__Text shown__

On 7/5/2022 3:11 PM, Christopher Schultz wrote:
Well, if you need more than 32GiB, I think the recommendation is to go MUCH HIGHER than 32GiB. If you have a 48GiB machine, maybe restrict to 31GiB of heap, but if you have a TiB, go for it :)
I remember reading somewhere, likely for a different program than Solr, that the observed break-even point for 64-bit pointers was 46GB. The level of debugging and introspection required to calculate that number would be VERY extensive. Most Solr installs can get by with a max heap size of 31GB or less, even if they are quite large. For those that need more, I would probably want to see a heap size of at least 64GB. It is probably better to use SolrCloud and split the index across more servers to keep the heap requirement low than to use a really massive heap.
This is why I said "uhh..." above: the JVM needs more memory than the heap. Sometimes as much as twice that amount, depending upon the workload of the application itself. Measure, measure, measure.
It would be interesting to see how much overhead there really is for Solr with various index sizes. We have seen people have OOM problems when making *only* GC changes ... switching from CMS to G1. Solr has used G1 out of the box for a while now.
I'm in interested to know what the relation is between on-disk index side and in-memory index size. I would imagine that the on-disk artifacts are fairly slim (only storing what is necessary) and the in-memory representation has all kinds of "waste" (like pointers and all that). Has anyone done a back-of-the-napkin calculation to guess at the in-memory size of an index given the on-disk representation?
That is an interesting question. One of the reasons Lucene queries so fast when there is plenty of memory is because it accesses files on disk directly with MMAP, so there is no need to copy the really massive data structures into the heap at all.
I believe the OP is having problems because they need a total memory size far larger than 64GB to handle 500GB of index data, and they should also have dedicated hardware for Solr so there is no competition with other software for scarce system resources.
Thanks, Shawn

__Goal a__
Pick out every line of the rows that contains the word "Planning", treating case as significant.
The thread and the rows that follow it are unrelated to each other.

__Provided data__
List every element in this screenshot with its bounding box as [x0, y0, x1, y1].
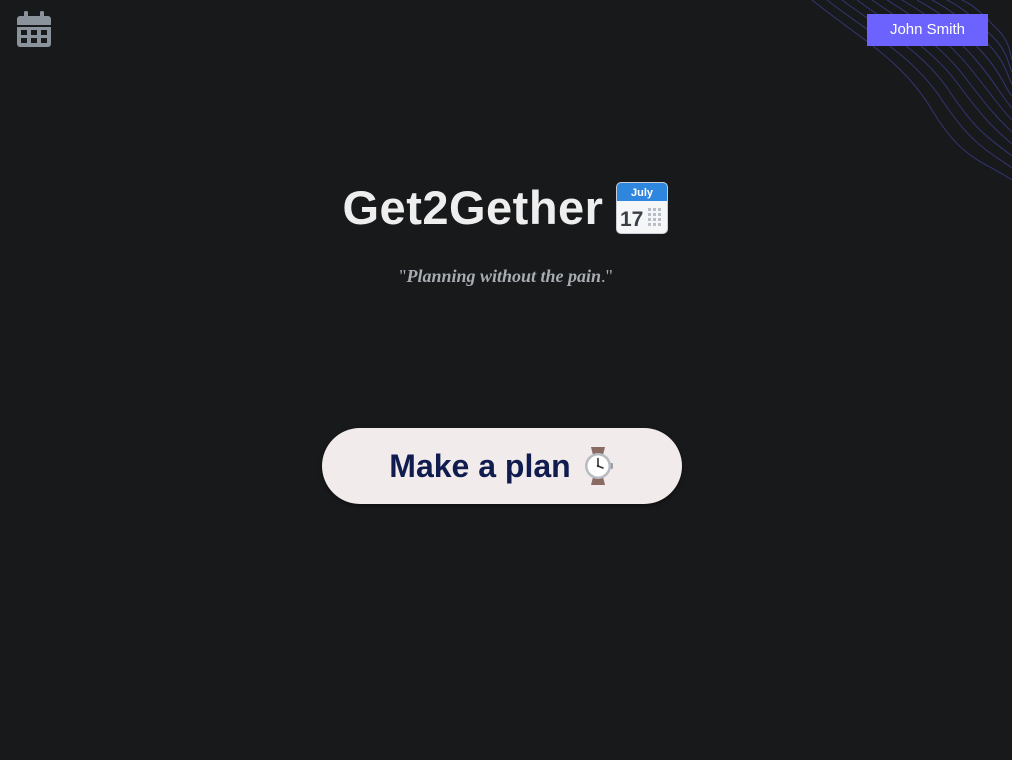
calendar-icon	[17, 11, 51, 47]
tagline-text: Planning without the pain	[406, 266, 602, 286]
home-link[interactable]	[16, 11, 52, 49]
watch-icon	[584, 447, 613, 485]
make-a-plan-button[interactable]: Make a plan	[322, 428, 682, 504]
user-account-button[interactable]: John Smith	[867, 14, 988, 46]
calendar-emoji-icon: July 17	[616, 181, 669, 234]
page-title: Get2Gether	[342, 181, 604, 234]
make-a-plan-label: Make a plan	[389, 447, 571, 484]
landing-page: John Smith Get2Gether July 17 "Planning …	[0, 0, 1012, 760]
calendar-emoji-month: July	[631, 187, 654, 199]
calendar-emoji-day: 17	[620, 208, 643, 231]
hero-title-row: Get2Gether July 17	[0, 180, 1012, 235]
tagline: "Planning without the pain."	[0, 266, 1012, 287]
tagline-close: ."	[601, 266, 613, 286]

__Goal b__
Reproduce the thread on Solr heap sizing, beginning at the words "On 7/5/2022 3:11" and stopping after "go for it :)", with "machine" changed to "server".

__Task solution a__
tagline-text: Planning without the pain	[406, 266, 602, 286]
landing-page: John Smith Get2Gether July 17 "Planning …	[0, 0, 1012, 760]
tagline: "Planning without the pain."	[0, 266, 1012, 287]

__Task solution b__
On 7/5/2022 3:11 PM, Christopher Schultz wrote:
Well, if you need more than 32GiB, I think the recommendation is to go MUCH HIGHER than 32GiB. If you have a 48GiB server, maybe restrict to 31GiB of heap, but if you have a TiB, go for it :)